> _Task to carry out_:
Which lines contain the string "faru"? Please list every one of them.

begin Provided data

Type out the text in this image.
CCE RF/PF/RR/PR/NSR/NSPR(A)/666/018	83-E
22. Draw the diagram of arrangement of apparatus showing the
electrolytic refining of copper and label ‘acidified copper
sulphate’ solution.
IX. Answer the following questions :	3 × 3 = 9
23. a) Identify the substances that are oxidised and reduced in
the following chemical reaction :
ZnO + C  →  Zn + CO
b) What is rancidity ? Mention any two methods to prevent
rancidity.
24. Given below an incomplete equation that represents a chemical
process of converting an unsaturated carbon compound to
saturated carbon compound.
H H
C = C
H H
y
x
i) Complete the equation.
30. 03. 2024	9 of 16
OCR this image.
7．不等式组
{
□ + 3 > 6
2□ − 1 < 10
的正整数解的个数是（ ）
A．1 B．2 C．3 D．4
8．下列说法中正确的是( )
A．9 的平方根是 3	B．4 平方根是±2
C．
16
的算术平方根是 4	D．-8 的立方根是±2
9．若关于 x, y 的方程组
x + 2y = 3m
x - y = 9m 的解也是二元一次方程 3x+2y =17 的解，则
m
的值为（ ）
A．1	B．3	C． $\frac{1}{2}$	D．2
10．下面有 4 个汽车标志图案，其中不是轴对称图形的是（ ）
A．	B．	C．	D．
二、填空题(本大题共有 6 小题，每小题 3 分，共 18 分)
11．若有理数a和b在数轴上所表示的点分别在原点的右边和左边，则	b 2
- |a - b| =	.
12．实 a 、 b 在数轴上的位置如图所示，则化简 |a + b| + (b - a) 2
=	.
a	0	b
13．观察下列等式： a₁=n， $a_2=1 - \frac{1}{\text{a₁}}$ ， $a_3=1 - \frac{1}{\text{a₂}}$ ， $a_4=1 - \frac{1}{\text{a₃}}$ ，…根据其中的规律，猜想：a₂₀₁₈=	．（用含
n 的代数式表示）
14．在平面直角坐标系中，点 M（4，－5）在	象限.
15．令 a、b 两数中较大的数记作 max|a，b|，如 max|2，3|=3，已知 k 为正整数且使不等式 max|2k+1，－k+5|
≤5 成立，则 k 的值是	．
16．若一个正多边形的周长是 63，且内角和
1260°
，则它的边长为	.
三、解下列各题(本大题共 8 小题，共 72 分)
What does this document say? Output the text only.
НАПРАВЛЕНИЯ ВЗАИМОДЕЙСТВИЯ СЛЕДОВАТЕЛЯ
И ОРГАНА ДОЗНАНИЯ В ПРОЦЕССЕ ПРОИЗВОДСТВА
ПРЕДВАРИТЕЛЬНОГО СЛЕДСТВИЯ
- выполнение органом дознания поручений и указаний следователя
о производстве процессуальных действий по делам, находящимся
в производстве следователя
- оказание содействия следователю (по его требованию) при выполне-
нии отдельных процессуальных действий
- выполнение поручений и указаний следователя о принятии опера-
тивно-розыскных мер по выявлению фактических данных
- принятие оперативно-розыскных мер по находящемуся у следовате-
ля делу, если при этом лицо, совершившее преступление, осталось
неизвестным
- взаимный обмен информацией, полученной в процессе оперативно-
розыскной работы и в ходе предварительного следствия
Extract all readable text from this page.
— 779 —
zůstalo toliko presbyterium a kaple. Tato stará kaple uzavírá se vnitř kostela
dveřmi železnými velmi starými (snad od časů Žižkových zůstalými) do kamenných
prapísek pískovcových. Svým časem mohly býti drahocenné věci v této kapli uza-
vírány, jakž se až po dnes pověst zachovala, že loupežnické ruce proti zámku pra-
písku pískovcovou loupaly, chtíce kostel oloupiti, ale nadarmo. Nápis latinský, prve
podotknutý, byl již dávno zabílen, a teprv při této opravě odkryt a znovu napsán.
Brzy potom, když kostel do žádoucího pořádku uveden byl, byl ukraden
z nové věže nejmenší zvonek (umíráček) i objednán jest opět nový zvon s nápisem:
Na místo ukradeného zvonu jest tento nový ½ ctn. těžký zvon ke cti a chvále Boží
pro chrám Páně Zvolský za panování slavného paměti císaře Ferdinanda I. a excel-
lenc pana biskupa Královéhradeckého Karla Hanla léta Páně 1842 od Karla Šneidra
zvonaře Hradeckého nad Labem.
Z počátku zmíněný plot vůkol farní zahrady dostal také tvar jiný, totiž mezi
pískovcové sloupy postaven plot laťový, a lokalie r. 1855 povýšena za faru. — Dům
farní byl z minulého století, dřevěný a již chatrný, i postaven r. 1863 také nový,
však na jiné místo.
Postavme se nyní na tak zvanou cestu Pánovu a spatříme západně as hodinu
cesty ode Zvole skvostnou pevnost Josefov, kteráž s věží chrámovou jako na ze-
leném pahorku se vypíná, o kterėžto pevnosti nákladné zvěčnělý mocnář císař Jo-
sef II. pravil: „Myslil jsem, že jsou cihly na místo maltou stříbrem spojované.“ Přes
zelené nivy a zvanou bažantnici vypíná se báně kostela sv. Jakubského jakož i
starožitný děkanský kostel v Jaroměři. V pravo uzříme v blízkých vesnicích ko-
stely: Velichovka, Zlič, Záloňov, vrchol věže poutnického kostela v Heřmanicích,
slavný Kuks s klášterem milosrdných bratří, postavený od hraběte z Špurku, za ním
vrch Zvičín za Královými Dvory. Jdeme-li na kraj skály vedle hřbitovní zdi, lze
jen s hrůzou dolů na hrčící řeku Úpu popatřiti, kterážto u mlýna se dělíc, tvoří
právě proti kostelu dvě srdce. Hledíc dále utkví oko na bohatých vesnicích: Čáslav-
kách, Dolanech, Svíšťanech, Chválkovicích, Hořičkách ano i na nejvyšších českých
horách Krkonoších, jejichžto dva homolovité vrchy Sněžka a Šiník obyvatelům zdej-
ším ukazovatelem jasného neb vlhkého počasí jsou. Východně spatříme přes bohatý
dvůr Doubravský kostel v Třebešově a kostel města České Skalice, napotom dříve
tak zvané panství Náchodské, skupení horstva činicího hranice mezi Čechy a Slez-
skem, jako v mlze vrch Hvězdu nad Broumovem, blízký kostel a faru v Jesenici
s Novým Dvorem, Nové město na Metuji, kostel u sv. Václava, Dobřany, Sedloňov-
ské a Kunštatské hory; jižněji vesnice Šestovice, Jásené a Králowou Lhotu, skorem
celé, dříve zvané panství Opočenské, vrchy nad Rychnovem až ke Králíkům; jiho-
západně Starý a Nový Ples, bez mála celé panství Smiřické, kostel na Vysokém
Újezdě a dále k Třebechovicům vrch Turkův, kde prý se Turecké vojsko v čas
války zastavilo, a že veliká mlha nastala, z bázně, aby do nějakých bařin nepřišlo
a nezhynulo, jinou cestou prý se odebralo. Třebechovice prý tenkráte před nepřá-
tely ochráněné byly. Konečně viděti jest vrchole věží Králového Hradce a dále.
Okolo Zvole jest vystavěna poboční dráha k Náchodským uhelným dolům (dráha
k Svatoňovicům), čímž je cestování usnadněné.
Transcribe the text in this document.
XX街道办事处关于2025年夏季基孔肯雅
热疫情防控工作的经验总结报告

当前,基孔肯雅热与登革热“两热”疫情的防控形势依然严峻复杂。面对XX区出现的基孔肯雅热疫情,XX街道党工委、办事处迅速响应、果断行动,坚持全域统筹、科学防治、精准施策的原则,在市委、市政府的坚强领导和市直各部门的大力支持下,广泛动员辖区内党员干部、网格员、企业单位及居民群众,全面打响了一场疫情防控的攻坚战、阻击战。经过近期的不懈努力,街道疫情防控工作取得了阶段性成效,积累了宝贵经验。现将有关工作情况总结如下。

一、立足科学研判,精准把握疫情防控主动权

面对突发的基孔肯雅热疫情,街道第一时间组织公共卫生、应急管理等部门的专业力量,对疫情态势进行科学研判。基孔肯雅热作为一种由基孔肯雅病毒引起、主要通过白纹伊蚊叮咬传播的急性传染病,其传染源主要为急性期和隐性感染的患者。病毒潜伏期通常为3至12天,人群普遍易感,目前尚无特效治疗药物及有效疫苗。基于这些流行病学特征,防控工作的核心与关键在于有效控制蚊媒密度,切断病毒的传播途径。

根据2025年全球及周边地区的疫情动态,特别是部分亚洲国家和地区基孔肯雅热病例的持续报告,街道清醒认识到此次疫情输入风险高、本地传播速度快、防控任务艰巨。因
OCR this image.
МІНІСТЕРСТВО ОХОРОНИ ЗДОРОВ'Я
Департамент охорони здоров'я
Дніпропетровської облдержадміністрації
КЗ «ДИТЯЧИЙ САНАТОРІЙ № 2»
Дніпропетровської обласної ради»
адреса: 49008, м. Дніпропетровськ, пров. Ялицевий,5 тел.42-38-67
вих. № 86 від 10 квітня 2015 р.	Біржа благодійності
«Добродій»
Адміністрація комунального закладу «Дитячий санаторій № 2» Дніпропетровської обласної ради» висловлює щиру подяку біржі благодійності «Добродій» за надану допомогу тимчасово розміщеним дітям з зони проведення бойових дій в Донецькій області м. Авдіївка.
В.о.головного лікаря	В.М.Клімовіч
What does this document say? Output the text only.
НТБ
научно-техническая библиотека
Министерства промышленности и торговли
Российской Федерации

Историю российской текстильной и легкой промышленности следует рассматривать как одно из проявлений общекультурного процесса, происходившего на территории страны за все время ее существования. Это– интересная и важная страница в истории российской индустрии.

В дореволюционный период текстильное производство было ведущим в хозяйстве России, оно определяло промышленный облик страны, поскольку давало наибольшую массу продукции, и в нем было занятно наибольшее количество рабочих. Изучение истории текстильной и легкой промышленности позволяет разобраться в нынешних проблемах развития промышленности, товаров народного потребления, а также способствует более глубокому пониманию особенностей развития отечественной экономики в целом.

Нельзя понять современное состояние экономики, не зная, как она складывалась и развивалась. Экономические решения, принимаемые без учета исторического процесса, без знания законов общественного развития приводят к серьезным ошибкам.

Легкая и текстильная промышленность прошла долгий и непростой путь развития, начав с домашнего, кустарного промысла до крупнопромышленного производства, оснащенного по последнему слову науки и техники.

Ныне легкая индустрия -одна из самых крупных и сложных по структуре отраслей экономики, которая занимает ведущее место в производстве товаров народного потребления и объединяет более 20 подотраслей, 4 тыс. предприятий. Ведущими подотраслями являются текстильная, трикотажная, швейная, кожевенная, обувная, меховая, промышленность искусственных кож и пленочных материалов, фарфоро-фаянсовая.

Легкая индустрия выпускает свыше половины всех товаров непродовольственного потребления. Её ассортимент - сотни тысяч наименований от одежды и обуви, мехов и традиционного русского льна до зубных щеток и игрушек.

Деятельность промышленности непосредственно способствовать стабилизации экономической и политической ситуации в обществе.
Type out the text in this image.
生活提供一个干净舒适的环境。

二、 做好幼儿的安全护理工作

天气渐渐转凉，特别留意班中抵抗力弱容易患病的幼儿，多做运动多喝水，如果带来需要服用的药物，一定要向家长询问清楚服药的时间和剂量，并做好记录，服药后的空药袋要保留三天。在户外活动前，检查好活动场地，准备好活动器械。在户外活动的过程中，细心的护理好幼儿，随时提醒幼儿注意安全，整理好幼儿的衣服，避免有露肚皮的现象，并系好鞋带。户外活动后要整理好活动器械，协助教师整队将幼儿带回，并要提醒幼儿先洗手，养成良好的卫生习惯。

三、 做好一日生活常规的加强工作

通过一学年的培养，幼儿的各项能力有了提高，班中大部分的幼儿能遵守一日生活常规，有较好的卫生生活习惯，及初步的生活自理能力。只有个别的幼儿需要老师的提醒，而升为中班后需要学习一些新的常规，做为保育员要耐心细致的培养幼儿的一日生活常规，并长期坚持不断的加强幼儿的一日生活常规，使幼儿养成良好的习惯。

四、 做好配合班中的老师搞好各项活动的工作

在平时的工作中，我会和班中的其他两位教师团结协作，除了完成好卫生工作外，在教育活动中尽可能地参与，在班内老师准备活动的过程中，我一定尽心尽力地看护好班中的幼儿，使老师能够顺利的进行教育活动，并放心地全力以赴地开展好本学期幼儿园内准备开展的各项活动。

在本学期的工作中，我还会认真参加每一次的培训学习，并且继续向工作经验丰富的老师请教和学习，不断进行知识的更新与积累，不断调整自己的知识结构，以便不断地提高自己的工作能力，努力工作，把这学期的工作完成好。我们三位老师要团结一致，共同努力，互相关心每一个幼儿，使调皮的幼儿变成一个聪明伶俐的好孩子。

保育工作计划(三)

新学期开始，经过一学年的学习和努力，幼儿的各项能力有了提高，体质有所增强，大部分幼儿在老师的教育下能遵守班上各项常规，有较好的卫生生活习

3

end Provided data

> _Final result_:
pískovcové sloupy postaven plot laťový, a lokalie r. 1855 povýšena za faru. — Dům
skem, jako v mlze vrch Hvězdu nad Broumovem, blízký kostel a faru v Jesenici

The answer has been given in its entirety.